| TASK DESCRIPTION |
Look through the lines and report how many include the word "among", giving nothing but the number.

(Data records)
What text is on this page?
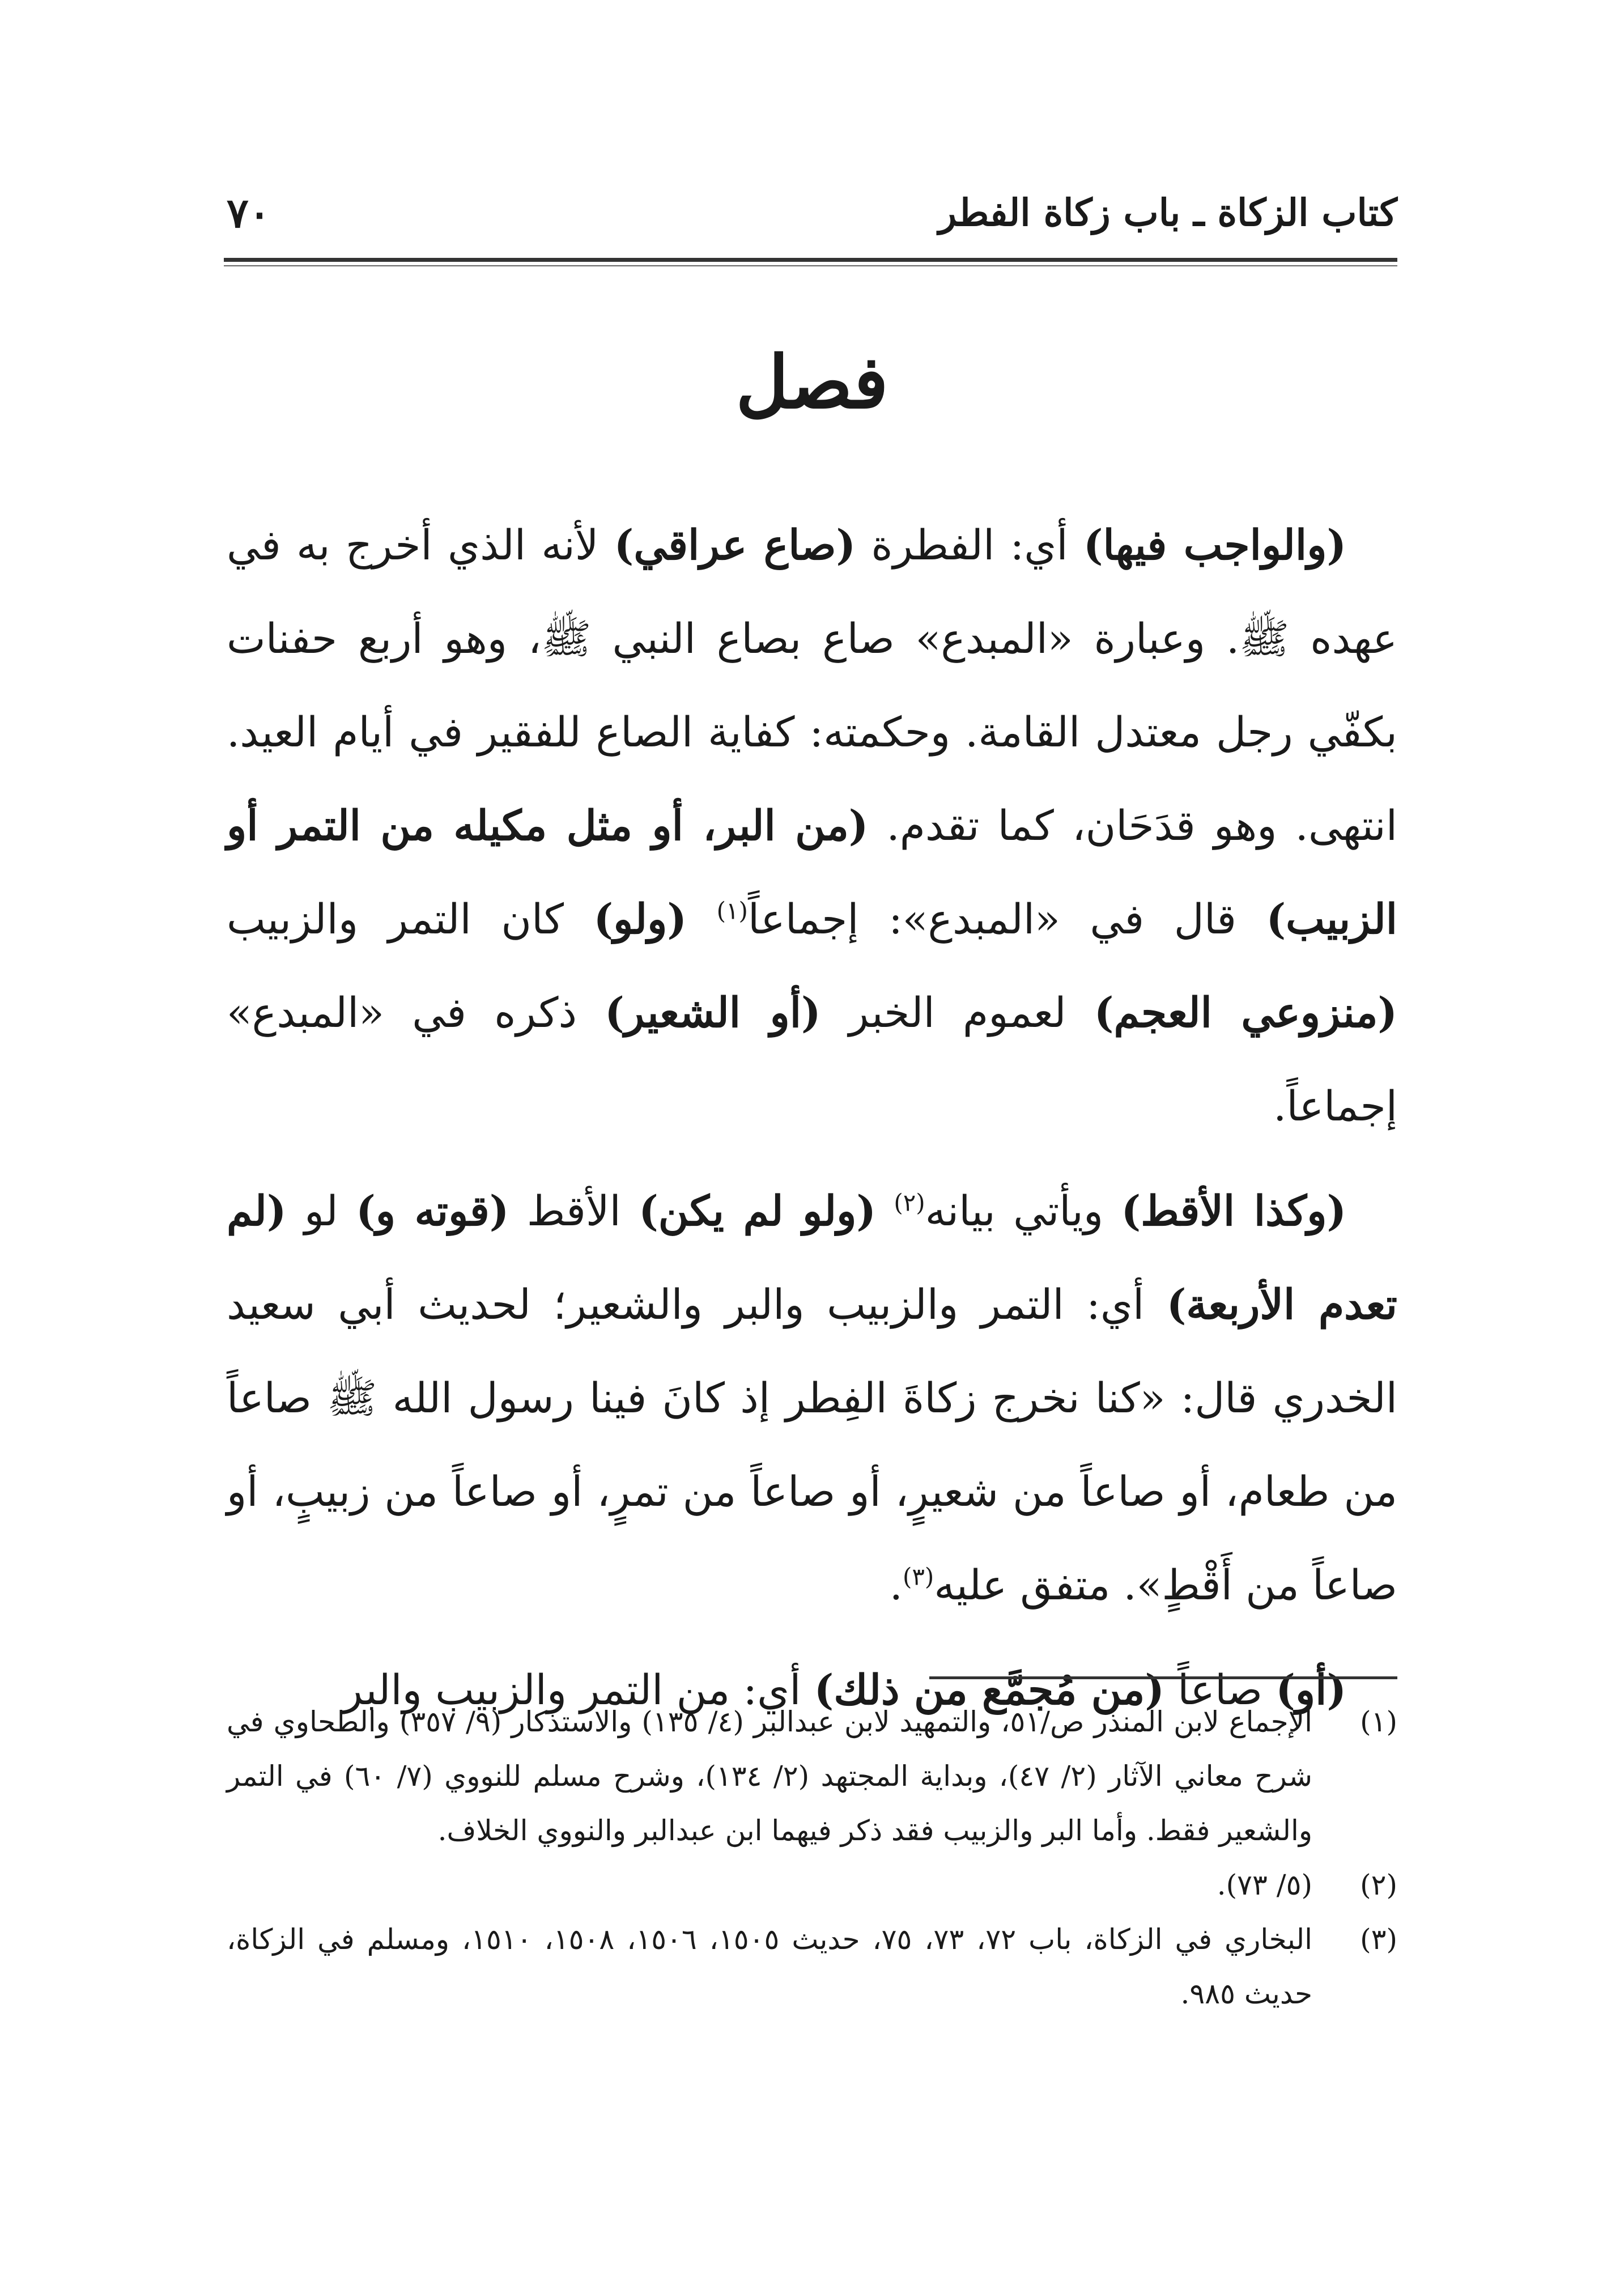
كتاب الزكاة ـ باب زكاة الفطر
٧٠
فصل

(والواجب فيها) أي: الفطرة (صاع عراقي) لأنه الذي أخرج به في عهده ﷺ. وعبارة «المبدع» صاع بصاع النبي ﷺ، وهو أربع حفنات بكفّي رجل معتدل القامة. وحكمته: كفاية الصاع للفقير في أيام العيد. انتهى. وهو قدَحَان، كما تقدم. (من البر، أو مثل مكيله من التمر أو الزبيب) قال في «المبدع»: إجماعاً$^{(١)}$ (ولو) كان التمر والزبيب (منزوعي العجم) لعموم الخبر (أو الشعير) ذكره في «المبدع» إجماعاً.

(وكذا الأقط) ويأتي بيانه$^{(٢)}$ (ولو لم يكن) الأقط (قوته و) لو (لم تعدم الأربعة) أي: التمر والزبيب والبر والشعير؛ لحديث أبي سعيد الخدري قال: «كنا نخرج زكاةَ الفِطر إذ كانَ فينا رسول الله ﷺ صاعاً من طعام، أو صاعاً من شعيرٍ، أو صاعاً من تمرٍ، أو صاعاً من زبيبٍ، أو صاعاً من أَقْطٍ». متفق عليه$^{(٣)}$.

(أو) صاعاً (من مُجمَّع من ذلك) أي: من التمر والزبيب والبر

(١)
الإجماع لابن المنذر ص/٥١، والتمهيد لابن عبدالبر (٤/ ١٣٥) والاستذكار (٩/ ٣٥٧) والطحاوي في شرح معاني الآثار (٢/ ٤٧)، وبداية المجتهد (٢/ ١٣٤)، وشرح مسلم للنووي (٧/ ٦٠) في التمر والشعير فقط. وأما البر والزبيب فقد ذكر فيهما ابن عبدالبر والنووي الخلاف.
(٢)
(٥/ ٧٣).
(٣)
البخاري في الزكاة، باب ٧٢، ٧٣، ٧٥، حديث ١٥٠٥، ١٥٠٦، ١٥٠٨، ١٥١٠، ومسلم في الزكاة، حديث ٩٨٥.
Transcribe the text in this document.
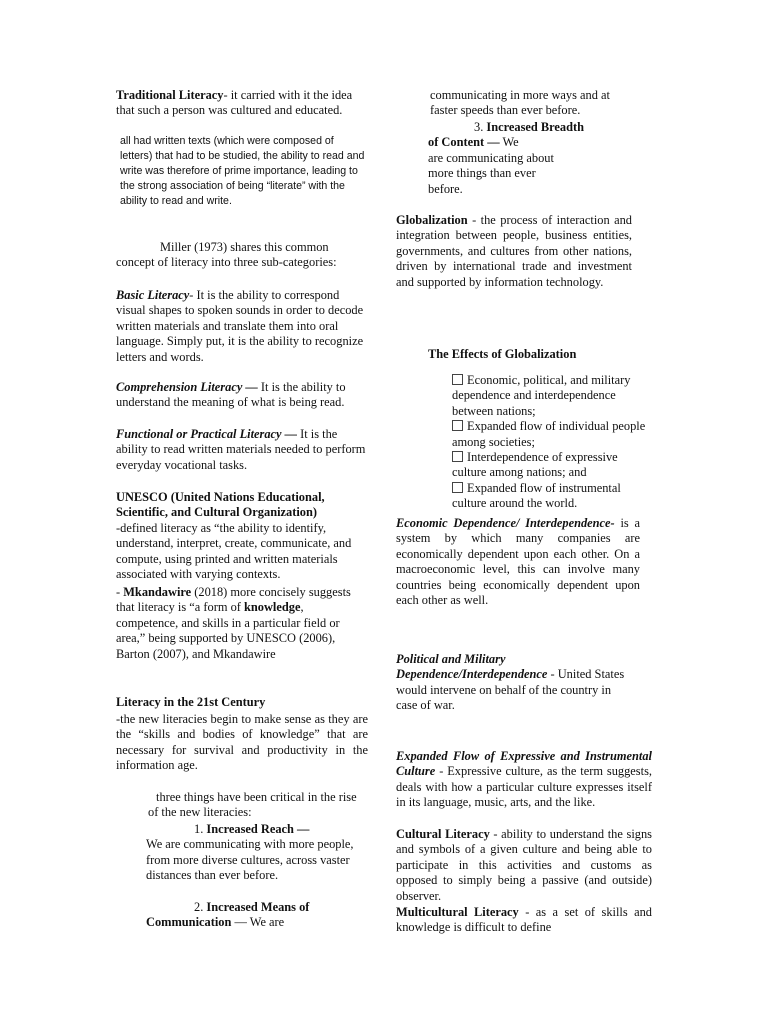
Traditional Literacy- it carried with it the idea that such a person was cultured and educated.
all had written texts (which were composed of letters) that had to be studied, the ability to read and write was therefore of prime importance, leading to the strong association of being “literate” with the ability to read and write.
Miller (1973) shares this common concept of literacy into three sub-categories:
Basic Literacy- It is the ability to correspond visual shapes to spoken sounds in order to decode written materials and translate them into oral language. Simply put, it is the ability to recognize letters and words.
Comprehension Literacy — It is the ability to understand the meaning of what is being read.
Functional or Practical Literacy — It is the ability to read written materials needed to perform everyday vocational tasks.
UNESCO (United Nations Educational, Scientific, and Cultural Organization)
-defined literacy as “the ability to identify, understand, interpret, create, communicate, and compute, using printed and written materials associated with varying contexts.
- Mkandawire (2018) more concisely suggests that literacy is “a form of knowledge, competence, and skills in a particular field or area,” being supported by UNESCO (2006), Barton (2007), and Mkandawire
Literacy in the 21st Century
-the new literacies begin to make sense as they are the “skills and bodies of knowledge” that are necessary for survival and productivity in the information age.
three things have been critical in the rise of the new literacies:
1. Increased Reach —
We are communicating with more people, from more diverse cultures, across vaster distances than ever before.
2. Increased Means of Communication — We are
communicating in more ways and at faster speeds than ever before.
3. Increased Breadth of Content — We
are communicating about more things than ever before.
Globalization - the process of interaction and integration between people, business entities, governments, and cultures from other nations, driven by international trade and investment and supported by information technology.
The Effects of Globalization
Economic, political, and military dependence and interdependence between nations;
Expanded flow of individual people among societies;
Interdependence of expressive culture among nations; and
Expanded flow of instrumental culture around the world.
Economic Dependence/ Interdependence- is a system by which many companies are economically dependent upon each other. On a macroeconomic level, this can involve many countries being economically dependent upon each other as well.
Political and Military Dependence/Interdependence - United States would intervene on behalf of the country in case of war.
Expanded Flow of Expressive and Instrumental Culture - Expressive culture, as the term suggests, deals with how a particular culture expresses itself in its language, music, arts, and the like.
Cultural Literacy - ability to understand the signs and symbols of a given culture and being able to participate in this activities and customs as opposed to simply being a passive (and outside) observer.
Multicultural Literacy - as a set of skills and knowledge is difficult to define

| RIGHT ANSWER |
2